Every entry that follows should be repeated exactly; drop the images.

☆ ☆ ☆

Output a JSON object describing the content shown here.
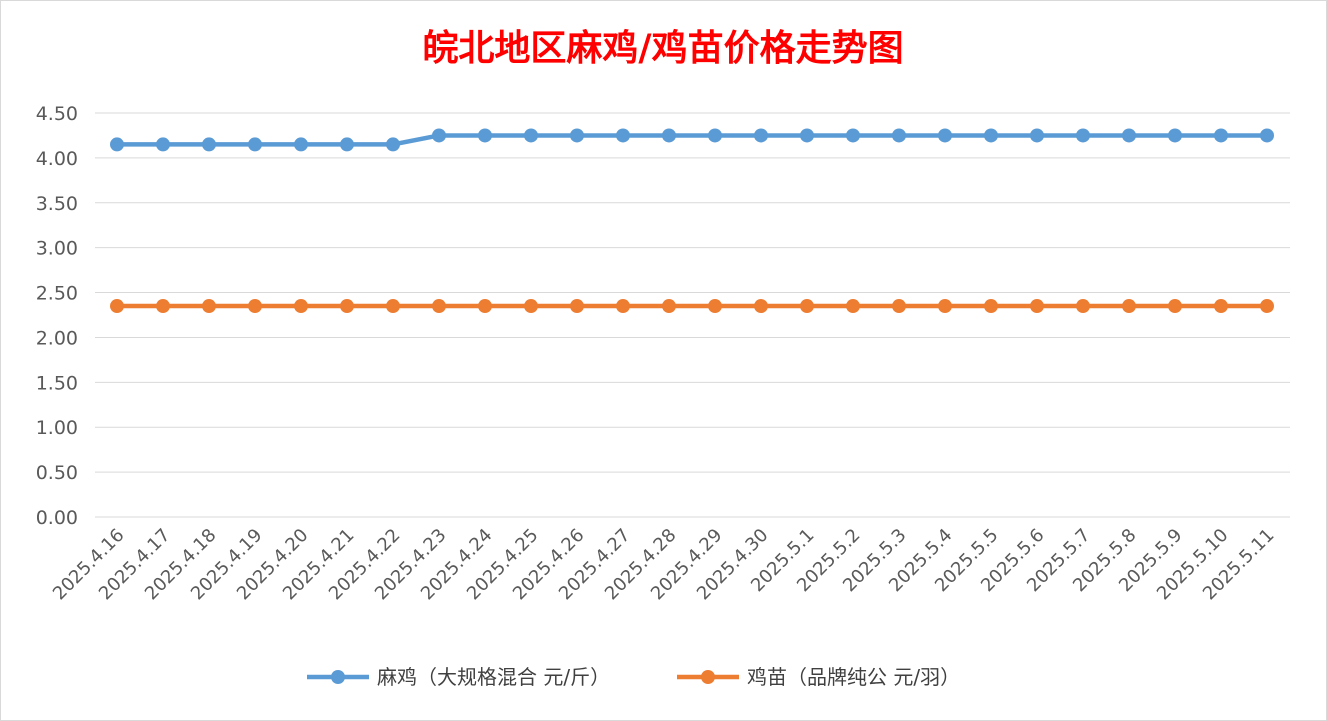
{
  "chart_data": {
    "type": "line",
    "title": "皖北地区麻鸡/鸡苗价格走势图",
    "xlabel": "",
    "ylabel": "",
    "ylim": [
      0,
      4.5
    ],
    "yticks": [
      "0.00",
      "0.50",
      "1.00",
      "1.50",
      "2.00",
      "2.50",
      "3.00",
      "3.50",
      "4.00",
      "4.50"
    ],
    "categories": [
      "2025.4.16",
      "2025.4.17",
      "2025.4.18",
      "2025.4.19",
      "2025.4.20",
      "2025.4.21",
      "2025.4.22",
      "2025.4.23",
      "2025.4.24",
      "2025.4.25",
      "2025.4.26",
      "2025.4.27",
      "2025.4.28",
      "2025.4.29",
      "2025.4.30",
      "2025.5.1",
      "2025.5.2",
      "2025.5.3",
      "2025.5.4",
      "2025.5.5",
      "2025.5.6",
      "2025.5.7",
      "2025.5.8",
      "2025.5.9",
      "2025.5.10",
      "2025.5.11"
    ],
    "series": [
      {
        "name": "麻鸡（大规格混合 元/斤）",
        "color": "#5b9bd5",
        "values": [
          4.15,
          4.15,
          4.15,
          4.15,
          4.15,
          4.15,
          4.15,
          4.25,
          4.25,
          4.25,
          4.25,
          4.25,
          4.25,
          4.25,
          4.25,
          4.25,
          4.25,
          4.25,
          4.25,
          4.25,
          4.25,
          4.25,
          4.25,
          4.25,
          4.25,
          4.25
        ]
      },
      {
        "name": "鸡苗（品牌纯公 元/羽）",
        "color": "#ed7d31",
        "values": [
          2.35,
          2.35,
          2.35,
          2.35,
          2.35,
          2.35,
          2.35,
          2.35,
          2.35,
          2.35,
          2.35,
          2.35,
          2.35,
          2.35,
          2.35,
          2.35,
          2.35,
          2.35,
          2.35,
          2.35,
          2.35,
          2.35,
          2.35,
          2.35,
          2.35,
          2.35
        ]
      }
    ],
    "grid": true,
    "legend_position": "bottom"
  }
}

☆ ☆ ☆

Task output>
Output a JSON object describing the content shown here.
{
  "chart_data": {
    "type": "line",
    "title": "皖北地区麻鸡/鸡苗价格走势图",
    "xlabel": "",
    "ylabel": "",
    "ylim": [
      0,
      4.5
    ],
    "yticks": [
      "0.00",
      "0.50",
      "1.00",
      "1.50",
      "2.00",
      "2.50",
      "3.00",
      "3.50",
      "4.00",
      "4.50"
    ],
    "categories": [
      "2025.4.16",
      "2025.4.17",
      "2025.4.18",
      "2025.4.19",
      "2025.4.20",
      "2025.4.21",
      "2025.4.22",
      "2025.4.23",
      "2025.4.24",
      "2025.4.25",
      "2025.4.26",
      "2025.4.27",
      "2025.4.28",
      "2025.4.29",
      "2025.4.30",
      "2025.5.1",
      "2025.5.2",
      "2025.5.3",
      "2025.5.4",
      "2025.5.5",
      "2025.5.6",
      "2025.5.7",
      "2025.5.8",
      "2025.5.9",
      "2025.5.10",
      "2025.5.11"
    ],
    "series": [
      {
        "name": "麻鸡（大规格混合 元/斤）",
        "color": "#5b9bd5",
        "values": [
          4.15,
          4.15,
          4.15,
          4.15,
          4.15,
          4.15,
          4.15,
          4.25,
          4.25,
          4.25,
          4.25,
          4.25,
          4.25,
          4.25,
          4.25,
          4.25,
          4.25,
          4.25,
          4.25,
          4.25,
          4.25,
          4.25,
          4.25,
          4.25,
          4.25,
          4.25
        ]
      },
      {
        "name": "鸡苗（品牌纯公 元/羽）",
        "color": "#ed7d31",
        "values": [
          2.35,
          2.35,
          2.35,
          2.35,
          2.35,
          2.35,
          2.35,
          2.35,
          2.35,
          2.35,
          2.35,
          2.35,
          2.35,
          2.35,
          2.35,
          2.35,
          2.35,
          2.35,
          2.35,
          2.35,
          2.35,
          2.35,
          2.35,
          2.35,
          2.35,
          2.35
        ]
      }
    ],
    "grid": true,
    "legend_position": "bottom"
  }
}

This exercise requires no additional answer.